Check every line below for the word "subtitle" and show those that hold it.

Data entries
________

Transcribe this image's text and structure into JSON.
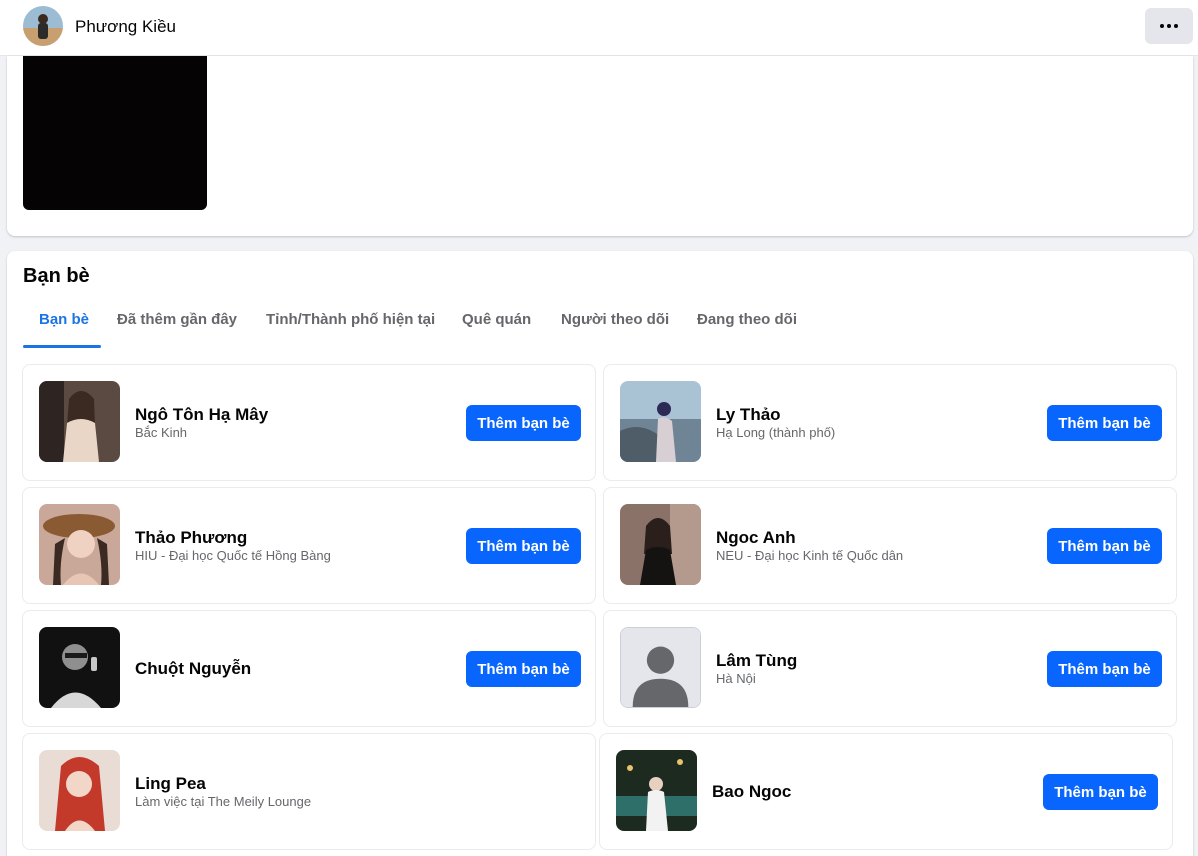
{
  "header": {
    "profile_name": "Phương Kiều",
    "more_icon": "more-horizontal-icon"
  },
  "friends_section": {
    "title": "Bạn bè",
    "tabs": [
      {
        "label": "Bạn bè",
        "active": true
      },
      {
        "label": "Đã thêm gần đây",
        "active": false
      },
      {
        "label": "Tỉnh/Thành phố hiện tại",
        "active": false
      },
      {
        "label": "Quê quán",
        "active": false
      },
      {
        "label": "Người theo dõi",
        "active": false
      },
      {
        "label": "Đang theo dõi",
        "active": false
      }
    ],
    "add_friend_label": "Thêm bạn bè",
    "friends": [
      {
        "name": "Ngô Tôn Hạ Mây",
        "subtitle": "Bắc Kinh"
      },
      {
        "name": "Ly Thảo",
        "subtitle": "Hạ Long (thành phố)"
      },
      {
        "name": "Thảo Phương",
        "subtitle": "HIU - Đại học Quốc tế Hồng Bàng"
      },
      {
        "name": "Ngoc Anh",
        "subtitle": "NEU - Đại học Kinh tế Quốc dân"
      },
      {
        "name": "Chuột Nguyễn",
        "subtitle": ""
      },
      {
        "name": "Lâm Tùng",
        "subtitle": "Hà Nội"
      },
      {
        "name": "Ling Pea",
        "subtitle": "Làm việc tại The Meily Lounge"
      },
      {
        "name": "Bao Ngoc",
        "subtitle": ""
      }
    ]
  },
  "colors": {
    "accent": "#1b74e4",
    "button": "#0866ff",
    "page_bg": "#f0f2f5"
  }
}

________

* EXERCISE RESULT *
        "subtitle": "Bắc Kinh"
        "subtitle": "Hạ Long (thành phố)"
        "subtitle": "HIU - Đại học Quốc tế Hồng Bàng"
        "subtitle": "NEU - Đại học Kinh tế Quốc dân"
        "subtitle": ""
        "subtitle": "Hà Nội"
        "subtitle": "Làm việc tại The Meily Lounge"
        "subtitle": ""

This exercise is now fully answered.